> Task to carry out:
Spot each line that carries the word "this"; copy those lines.

START Exercise data

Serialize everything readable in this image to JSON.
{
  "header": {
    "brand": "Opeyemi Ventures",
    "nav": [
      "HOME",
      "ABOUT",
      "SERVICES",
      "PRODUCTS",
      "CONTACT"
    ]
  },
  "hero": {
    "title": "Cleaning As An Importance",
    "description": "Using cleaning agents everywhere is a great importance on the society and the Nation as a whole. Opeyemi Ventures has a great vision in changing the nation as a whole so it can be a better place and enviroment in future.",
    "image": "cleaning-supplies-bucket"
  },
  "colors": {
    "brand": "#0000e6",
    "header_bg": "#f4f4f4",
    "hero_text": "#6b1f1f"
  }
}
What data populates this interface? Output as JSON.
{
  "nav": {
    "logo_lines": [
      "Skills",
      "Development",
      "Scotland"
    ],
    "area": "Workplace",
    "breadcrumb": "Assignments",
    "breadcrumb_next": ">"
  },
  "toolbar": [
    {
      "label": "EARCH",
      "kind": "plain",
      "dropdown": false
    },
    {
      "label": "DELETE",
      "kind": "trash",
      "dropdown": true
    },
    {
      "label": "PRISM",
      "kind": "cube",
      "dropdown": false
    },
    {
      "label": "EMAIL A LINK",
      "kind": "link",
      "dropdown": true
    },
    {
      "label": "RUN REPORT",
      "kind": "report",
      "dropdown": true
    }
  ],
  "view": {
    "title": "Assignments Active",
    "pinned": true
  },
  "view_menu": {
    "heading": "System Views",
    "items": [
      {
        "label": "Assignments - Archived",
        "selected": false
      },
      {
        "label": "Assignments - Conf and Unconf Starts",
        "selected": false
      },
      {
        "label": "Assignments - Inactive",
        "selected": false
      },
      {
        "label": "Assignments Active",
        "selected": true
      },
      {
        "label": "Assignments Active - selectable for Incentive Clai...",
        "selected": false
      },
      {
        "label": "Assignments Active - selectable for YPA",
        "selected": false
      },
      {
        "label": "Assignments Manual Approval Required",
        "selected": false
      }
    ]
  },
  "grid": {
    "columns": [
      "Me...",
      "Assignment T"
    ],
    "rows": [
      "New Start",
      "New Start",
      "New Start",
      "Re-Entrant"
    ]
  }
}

END Exercise data

> Complete answer:
Serialize everything readable in this image to JSON.
What data populates this interface? Output as JSON.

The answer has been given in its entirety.